:: SHORT TASK ::
Find the lines containing "ruft" and say how many there are, with no other words.

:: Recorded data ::
══════

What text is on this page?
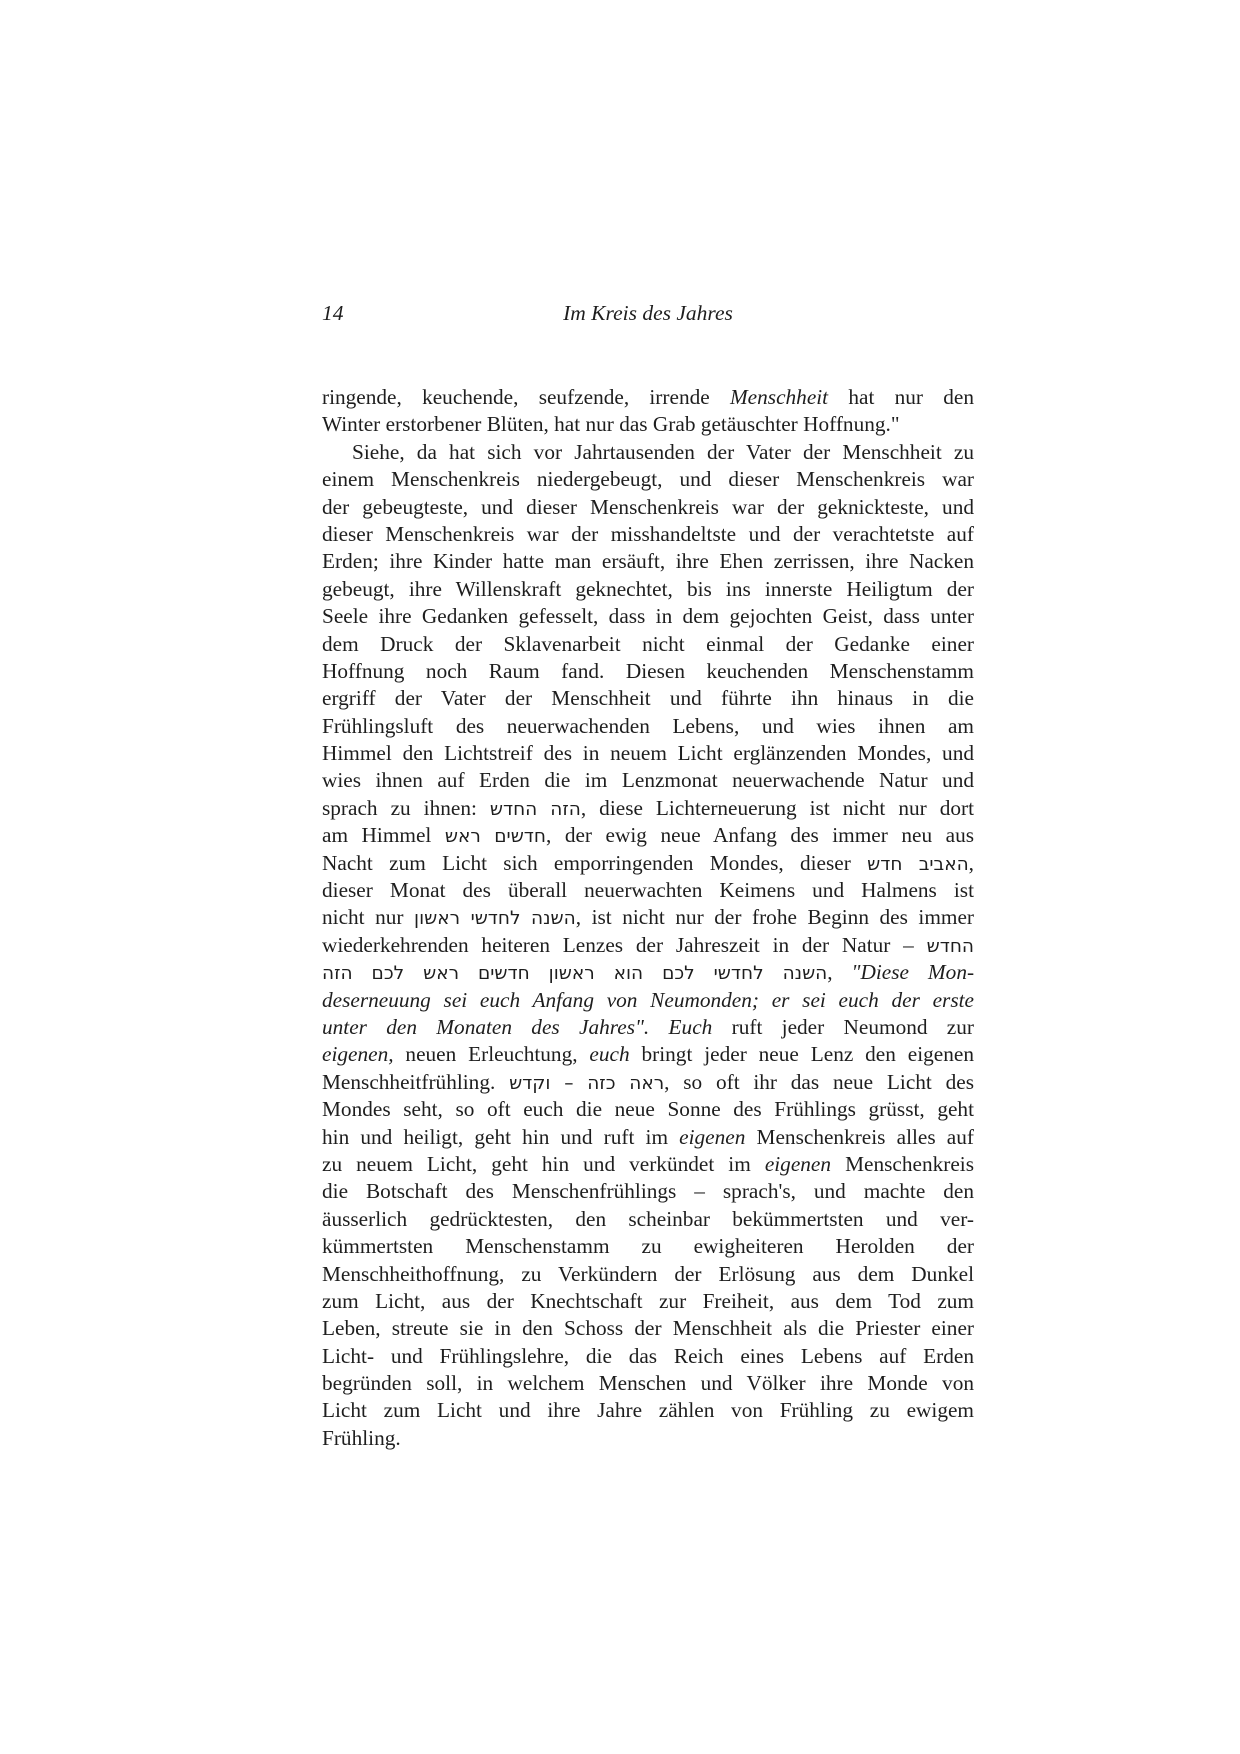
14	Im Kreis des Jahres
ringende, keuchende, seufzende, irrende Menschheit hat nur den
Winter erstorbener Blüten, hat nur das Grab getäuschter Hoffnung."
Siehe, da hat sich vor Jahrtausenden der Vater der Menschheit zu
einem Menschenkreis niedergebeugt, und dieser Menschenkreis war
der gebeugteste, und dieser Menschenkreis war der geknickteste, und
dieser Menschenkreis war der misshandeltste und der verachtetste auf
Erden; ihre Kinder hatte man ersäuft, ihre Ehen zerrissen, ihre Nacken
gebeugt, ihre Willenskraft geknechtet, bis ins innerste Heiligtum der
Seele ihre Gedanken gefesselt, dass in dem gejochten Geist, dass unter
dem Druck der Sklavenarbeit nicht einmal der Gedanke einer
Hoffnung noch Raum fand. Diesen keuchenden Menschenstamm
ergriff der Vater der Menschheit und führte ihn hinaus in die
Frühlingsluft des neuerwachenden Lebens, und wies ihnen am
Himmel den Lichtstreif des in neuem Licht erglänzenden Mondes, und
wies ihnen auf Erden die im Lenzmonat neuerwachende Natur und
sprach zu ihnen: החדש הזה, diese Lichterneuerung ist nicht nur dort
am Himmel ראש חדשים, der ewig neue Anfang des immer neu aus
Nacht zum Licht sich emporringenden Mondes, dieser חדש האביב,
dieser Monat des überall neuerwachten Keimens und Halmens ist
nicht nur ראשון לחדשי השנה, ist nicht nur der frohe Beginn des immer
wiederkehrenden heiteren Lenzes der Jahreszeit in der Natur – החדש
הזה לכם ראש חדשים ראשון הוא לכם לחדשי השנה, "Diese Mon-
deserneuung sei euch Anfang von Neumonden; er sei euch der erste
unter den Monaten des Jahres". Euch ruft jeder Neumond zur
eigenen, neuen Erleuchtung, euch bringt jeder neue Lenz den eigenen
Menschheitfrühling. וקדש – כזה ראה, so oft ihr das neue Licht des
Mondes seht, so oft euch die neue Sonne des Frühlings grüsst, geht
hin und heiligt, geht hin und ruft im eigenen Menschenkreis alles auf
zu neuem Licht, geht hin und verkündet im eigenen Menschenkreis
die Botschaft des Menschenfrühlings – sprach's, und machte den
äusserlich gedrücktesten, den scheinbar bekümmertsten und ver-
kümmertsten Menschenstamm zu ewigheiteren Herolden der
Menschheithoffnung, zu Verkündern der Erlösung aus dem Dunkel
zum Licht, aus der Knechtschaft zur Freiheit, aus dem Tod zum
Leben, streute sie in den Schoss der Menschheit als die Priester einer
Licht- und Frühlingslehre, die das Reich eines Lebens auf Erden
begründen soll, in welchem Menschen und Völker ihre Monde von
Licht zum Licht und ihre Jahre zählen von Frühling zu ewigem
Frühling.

══════

:: CORRECT ANSWER ::
2